Your task —
Gather all lines with "ಆಚರಣ" from the records.

Provided data —
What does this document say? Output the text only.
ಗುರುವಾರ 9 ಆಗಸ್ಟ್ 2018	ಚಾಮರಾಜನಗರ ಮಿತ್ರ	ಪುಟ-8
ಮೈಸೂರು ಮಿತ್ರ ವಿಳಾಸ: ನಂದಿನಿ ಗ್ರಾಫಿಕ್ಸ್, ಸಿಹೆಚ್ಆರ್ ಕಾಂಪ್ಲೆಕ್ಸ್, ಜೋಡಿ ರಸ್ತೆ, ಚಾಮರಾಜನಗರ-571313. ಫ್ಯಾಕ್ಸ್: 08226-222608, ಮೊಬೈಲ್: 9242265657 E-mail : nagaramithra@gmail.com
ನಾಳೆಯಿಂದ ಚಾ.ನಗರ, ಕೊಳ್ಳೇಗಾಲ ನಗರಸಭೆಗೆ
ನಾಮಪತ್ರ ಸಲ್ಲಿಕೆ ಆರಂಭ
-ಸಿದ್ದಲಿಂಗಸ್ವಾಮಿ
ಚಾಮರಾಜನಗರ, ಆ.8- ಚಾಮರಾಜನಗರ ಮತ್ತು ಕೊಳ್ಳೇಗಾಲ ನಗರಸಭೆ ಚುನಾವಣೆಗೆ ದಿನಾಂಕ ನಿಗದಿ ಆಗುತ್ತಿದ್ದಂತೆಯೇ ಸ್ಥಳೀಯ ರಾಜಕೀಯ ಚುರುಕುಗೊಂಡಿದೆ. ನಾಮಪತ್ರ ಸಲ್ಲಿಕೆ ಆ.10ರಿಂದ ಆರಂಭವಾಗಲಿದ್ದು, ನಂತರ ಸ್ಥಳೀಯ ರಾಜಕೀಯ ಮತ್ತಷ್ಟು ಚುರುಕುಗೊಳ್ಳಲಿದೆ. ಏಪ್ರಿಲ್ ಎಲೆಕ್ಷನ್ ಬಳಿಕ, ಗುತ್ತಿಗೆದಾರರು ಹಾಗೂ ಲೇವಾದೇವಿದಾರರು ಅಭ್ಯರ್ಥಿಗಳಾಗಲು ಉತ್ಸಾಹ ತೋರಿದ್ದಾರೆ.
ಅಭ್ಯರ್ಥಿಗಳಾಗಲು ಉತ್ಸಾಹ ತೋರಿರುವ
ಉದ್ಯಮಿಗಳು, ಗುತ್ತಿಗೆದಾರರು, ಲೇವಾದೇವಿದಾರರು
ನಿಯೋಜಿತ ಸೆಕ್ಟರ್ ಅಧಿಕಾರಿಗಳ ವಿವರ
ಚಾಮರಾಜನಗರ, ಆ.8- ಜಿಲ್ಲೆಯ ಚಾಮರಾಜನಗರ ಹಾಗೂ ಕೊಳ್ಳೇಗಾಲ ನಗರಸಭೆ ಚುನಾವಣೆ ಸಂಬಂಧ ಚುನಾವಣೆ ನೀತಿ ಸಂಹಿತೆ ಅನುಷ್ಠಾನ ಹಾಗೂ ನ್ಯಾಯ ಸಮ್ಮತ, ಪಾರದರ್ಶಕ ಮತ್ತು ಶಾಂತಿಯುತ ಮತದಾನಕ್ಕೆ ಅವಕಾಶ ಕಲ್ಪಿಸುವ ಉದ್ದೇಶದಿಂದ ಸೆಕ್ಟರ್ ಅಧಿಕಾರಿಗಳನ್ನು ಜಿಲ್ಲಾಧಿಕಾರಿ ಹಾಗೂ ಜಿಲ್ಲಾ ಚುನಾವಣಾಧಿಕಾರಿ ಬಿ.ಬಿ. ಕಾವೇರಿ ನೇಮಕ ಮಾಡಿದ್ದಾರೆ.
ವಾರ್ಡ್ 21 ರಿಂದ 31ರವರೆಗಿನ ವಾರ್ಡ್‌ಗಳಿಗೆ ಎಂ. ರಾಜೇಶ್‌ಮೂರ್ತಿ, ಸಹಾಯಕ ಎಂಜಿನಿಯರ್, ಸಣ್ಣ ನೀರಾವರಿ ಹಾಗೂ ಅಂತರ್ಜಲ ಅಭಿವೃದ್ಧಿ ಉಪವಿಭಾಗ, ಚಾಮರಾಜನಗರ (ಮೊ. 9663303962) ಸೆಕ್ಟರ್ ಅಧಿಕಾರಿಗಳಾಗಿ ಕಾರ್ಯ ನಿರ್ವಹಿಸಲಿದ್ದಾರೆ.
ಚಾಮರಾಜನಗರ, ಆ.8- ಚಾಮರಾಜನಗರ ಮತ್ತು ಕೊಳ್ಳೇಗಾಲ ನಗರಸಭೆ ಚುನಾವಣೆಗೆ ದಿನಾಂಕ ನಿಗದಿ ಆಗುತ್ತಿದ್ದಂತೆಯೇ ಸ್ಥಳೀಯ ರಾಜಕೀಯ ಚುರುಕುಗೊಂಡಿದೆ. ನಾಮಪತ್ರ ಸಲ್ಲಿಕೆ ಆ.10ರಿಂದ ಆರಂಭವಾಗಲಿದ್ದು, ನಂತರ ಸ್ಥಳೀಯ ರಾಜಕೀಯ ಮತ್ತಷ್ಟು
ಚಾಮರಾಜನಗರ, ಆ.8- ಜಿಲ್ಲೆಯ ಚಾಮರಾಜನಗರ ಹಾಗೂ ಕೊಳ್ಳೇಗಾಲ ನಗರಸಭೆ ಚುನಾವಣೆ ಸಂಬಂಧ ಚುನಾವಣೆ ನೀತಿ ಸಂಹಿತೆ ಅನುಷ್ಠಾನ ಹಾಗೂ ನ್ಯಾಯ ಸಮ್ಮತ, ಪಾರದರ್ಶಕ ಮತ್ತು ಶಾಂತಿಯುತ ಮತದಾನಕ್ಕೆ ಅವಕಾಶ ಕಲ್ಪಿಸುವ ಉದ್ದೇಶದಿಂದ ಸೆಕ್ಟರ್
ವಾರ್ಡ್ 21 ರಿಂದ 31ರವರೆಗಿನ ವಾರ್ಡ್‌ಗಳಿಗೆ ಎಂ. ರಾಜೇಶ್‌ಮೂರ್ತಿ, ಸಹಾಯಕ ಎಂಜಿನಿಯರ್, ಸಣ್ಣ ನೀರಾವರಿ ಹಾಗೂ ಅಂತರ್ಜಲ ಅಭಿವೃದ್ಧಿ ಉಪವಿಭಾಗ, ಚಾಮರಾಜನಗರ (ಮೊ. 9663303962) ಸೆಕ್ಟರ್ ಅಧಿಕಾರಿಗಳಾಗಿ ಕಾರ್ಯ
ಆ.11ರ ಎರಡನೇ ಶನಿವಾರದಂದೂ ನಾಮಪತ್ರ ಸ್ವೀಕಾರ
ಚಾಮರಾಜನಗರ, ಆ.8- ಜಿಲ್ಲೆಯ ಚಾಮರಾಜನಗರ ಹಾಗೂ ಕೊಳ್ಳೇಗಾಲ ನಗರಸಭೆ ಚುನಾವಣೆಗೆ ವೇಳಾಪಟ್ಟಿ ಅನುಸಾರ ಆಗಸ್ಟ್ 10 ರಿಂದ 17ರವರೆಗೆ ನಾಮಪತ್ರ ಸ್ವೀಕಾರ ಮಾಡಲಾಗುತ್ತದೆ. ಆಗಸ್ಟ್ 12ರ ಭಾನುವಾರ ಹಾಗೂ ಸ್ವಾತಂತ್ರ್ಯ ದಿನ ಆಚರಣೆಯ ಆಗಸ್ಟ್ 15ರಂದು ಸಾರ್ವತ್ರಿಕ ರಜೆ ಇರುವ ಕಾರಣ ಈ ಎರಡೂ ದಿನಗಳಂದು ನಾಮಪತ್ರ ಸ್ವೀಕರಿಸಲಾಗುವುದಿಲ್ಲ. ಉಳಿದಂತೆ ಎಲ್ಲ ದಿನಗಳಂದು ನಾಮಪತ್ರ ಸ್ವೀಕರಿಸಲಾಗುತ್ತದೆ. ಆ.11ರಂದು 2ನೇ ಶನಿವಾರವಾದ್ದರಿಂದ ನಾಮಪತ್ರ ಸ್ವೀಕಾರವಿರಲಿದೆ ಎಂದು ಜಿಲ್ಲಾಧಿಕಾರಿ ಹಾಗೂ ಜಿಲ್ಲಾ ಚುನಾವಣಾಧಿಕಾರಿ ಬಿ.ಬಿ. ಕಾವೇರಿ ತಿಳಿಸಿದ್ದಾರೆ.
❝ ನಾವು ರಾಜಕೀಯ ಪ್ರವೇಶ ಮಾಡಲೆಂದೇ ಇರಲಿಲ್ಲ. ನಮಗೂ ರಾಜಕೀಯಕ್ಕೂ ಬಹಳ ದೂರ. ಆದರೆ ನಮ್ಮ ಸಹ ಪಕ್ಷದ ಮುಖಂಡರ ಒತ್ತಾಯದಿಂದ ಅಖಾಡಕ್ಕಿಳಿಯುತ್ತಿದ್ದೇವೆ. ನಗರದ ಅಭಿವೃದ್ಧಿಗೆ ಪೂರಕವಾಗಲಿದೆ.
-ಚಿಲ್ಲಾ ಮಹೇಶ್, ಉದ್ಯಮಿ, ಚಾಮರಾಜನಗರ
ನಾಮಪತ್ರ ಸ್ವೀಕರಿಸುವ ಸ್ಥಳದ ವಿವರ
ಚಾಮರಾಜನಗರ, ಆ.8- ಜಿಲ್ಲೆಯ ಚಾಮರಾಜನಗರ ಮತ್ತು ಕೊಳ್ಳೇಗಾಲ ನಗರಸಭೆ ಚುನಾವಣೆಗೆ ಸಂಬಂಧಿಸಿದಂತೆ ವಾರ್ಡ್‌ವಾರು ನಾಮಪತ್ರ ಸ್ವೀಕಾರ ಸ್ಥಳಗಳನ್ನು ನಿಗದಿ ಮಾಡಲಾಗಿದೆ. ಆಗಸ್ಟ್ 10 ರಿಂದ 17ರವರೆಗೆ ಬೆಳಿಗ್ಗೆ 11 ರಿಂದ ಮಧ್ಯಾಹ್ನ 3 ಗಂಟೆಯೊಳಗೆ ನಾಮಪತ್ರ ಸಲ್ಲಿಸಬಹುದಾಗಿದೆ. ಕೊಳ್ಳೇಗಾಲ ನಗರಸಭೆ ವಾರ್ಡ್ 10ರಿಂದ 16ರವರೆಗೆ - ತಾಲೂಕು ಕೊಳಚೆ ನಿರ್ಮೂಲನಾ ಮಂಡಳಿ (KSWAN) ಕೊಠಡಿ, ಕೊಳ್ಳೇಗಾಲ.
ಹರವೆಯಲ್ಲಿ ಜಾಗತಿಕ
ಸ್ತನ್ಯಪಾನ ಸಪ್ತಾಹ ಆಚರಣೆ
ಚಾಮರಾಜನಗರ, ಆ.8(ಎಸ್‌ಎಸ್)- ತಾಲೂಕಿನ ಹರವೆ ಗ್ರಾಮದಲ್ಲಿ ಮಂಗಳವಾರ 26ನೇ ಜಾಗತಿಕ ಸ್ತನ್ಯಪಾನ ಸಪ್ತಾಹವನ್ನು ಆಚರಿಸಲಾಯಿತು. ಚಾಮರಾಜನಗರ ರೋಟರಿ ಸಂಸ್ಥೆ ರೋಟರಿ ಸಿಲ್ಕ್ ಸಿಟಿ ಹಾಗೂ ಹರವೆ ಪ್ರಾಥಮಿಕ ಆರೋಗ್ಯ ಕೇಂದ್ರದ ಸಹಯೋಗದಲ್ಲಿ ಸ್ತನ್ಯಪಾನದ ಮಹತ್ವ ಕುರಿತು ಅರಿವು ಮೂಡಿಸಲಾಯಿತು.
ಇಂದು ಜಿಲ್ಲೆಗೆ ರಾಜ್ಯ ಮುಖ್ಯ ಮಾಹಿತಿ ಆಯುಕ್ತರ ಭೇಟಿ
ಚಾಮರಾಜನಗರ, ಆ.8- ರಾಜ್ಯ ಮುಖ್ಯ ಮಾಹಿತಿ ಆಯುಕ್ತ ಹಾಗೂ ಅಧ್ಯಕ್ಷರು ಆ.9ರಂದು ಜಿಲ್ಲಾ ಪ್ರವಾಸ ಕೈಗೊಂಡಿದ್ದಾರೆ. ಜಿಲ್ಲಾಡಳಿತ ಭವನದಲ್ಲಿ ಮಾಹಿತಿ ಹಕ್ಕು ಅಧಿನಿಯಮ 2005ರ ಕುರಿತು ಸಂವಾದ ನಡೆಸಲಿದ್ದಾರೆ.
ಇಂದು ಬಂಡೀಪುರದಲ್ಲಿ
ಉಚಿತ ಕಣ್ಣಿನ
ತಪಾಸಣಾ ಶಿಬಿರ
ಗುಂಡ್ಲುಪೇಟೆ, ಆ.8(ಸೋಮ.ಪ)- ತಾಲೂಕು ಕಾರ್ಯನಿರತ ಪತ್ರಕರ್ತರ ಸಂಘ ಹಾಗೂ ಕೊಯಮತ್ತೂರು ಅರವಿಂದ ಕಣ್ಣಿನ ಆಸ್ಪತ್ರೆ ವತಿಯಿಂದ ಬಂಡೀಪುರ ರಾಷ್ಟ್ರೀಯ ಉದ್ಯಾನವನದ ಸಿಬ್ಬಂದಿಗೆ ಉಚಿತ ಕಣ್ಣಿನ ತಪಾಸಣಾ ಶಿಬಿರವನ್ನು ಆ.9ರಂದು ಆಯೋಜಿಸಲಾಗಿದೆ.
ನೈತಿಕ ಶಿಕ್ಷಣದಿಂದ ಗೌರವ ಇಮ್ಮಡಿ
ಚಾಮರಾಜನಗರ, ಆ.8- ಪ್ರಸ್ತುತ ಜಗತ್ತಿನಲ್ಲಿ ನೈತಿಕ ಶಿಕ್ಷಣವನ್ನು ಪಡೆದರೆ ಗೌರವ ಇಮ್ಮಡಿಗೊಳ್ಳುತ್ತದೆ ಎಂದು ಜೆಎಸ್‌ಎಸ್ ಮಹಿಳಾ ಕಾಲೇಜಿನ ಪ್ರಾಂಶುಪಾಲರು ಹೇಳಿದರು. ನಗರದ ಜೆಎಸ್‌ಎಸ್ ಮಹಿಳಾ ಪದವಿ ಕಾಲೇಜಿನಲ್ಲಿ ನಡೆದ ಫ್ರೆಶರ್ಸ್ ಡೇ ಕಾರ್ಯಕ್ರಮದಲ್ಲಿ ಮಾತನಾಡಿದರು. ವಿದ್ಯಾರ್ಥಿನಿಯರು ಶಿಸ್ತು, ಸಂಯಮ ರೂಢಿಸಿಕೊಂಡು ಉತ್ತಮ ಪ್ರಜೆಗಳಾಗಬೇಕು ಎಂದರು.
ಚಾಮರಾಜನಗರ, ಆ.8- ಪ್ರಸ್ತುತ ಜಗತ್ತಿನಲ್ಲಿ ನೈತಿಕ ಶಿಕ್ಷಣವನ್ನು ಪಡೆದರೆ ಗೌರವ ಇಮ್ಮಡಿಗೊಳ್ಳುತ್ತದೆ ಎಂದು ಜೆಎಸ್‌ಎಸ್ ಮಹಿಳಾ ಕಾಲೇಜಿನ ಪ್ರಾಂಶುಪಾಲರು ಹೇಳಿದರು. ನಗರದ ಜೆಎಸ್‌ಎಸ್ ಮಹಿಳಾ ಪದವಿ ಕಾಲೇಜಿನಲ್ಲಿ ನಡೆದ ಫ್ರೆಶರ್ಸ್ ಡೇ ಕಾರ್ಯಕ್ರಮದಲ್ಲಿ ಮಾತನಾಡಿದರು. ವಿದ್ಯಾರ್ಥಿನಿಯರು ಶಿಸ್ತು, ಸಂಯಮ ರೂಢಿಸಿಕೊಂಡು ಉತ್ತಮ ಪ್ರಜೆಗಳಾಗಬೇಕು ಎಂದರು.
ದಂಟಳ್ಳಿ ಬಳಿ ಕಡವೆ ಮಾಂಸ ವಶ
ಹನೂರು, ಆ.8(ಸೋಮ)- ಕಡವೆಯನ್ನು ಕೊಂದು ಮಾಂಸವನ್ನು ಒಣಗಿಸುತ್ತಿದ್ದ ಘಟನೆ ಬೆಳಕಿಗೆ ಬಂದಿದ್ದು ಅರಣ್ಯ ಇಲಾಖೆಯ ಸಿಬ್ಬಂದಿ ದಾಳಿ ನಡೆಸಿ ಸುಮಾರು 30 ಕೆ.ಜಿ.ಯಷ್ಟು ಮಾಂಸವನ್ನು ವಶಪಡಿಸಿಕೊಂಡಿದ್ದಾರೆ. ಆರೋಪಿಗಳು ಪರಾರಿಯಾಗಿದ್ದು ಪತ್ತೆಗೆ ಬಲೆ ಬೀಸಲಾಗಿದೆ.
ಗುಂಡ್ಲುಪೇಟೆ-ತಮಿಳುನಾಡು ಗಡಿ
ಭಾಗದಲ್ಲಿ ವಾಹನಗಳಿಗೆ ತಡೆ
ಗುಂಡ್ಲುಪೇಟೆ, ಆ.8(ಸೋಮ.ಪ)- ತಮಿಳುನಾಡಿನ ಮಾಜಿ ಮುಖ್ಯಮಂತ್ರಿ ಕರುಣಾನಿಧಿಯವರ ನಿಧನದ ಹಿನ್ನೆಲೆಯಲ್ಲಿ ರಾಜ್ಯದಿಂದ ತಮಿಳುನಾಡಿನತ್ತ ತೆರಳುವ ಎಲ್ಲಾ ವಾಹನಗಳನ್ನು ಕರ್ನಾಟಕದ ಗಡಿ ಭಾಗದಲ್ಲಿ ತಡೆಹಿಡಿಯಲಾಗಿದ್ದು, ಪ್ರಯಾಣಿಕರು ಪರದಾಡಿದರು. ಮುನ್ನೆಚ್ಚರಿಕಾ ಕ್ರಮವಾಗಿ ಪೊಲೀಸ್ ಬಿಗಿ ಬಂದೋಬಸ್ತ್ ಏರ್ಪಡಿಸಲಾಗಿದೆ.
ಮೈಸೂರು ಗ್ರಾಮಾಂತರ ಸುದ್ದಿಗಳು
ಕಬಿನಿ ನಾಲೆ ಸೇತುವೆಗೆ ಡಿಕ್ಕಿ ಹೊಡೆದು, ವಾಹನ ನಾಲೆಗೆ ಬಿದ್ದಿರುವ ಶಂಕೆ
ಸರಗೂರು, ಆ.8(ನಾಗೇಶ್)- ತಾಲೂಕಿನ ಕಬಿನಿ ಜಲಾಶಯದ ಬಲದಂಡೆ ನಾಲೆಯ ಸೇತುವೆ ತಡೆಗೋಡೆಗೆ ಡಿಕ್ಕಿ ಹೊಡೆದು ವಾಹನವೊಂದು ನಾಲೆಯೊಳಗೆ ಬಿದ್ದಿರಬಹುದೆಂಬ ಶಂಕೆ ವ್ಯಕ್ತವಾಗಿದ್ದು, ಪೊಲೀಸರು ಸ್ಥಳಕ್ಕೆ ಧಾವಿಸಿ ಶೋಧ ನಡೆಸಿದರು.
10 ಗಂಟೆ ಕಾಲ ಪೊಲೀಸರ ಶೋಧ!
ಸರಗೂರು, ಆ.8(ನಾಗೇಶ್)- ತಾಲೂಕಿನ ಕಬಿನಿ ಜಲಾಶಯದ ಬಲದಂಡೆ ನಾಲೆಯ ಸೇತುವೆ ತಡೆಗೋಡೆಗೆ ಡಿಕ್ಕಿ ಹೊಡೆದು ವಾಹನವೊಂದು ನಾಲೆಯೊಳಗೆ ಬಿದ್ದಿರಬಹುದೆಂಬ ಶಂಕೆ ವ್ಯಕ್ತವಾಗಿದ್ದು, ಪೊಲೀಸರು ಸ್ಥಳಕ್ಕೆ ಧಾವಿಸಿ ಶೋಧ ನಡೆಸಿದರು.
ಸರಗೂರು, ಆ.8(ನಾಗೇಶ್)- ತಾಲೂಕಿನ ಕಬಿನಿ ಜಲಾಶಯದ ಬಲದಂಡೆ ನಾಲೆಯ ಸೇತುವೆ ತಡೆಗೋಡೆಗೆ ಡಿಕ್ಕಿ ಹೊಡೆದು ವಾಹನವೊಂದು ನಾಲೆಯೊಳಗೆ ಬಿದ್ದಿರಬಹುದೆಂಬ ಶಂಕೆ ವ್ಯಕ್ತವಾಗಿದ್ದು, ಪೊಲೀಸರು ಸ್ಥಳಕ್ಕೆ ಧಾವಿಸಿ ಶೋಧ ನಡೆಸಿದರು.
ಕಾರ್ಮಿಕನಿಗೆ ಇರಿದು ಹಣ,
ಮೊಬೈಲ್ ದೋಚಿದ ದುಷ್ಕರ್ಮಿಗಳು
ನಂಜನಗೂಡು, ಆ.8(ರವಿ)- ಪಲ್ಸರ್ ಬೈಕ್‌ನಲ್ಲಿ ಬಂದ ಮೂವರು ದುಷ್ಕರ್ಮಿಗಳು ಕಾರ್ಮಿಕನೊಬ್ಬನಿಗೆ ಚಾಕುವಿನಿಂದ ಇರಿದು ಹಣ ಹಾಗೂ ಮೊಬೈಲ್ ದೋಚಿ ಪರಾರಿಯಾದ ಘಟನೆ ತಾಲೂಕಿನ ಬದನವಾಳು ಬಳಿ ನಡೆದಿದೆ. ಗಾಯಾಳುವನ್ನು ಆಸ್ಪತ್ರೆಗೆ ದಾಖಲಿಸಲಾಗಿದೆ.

Completed exercise —
ಚಾಮರಾಜನಗರ, ಆ.8- ಜಿಲ್ಲೆಯ ಚಾಮರಾಜನಗರ ಹಾಗೂ ಕೊಳ್ಳೇಗಾಲ ನಗರಸಭೆ ಚುನಾವಣೆಗೆ ವೇಳಾಪಟ್ಟಿ ಅನುಸಾರ ಆಗಸ್ಟ್ 10 ರಿಂದ 17ರವರೆಗೆ ನಾಮಪತ್ರ ಸ್ವೀಕಾರ ಮಾಡಲಾಗುತ್ತದೆ. ಆಗಸ್ಟ್ 12ರ ಭಾನುವಾರ ಹಾಗೂ ಸ್ವಾತಂತ್ರ್ಯ ದಿನ ಆಚರಣೆಯ ಆಗಸ್ಟ್ 15ರಂದು ಸಾರ್ವತ್ರಿಕ ರಜೆ ಇರುವ ಕಾರಣ ಈ ಎರಡೂ ದಿನಗಳಂದು ನಾಮಪತ್ರ ಸ್ವೀಕರಿಸಲಾಗುವುದಿಲ್ಲ. ಉಳಿದಂತೆ ಎಲ್ಲ ದಿನಗಳಂದು ನಾಮಪತ್ರ ಸ್ವೀಕರಿಸಲಾಗುತ್ತದೆ. ಆ.11ರಂದು 2ನೇ ಶನಿವಾರವಾದ್ದರಿಂದ ನಾಮಪತ್ರ ಸ್ವೀಕಾರವಿರಲಿದೆ ಎಂದು ಜಿಲ್ಲಾಧಿಕಾರಿ ಹಾಗೂ ಜಿಲ್ಲಾ ಚುನಾವಣಾಧಿಕಾರಿ ಬಿ.ಬಿ. ಕಾವೇರಿ ತಿಳಿಸಿದ್ದಾರೆ.
ಸ್ತನ್ಯಪಾನ ಸಪ್ತಾಹ ಆಚರಣೆ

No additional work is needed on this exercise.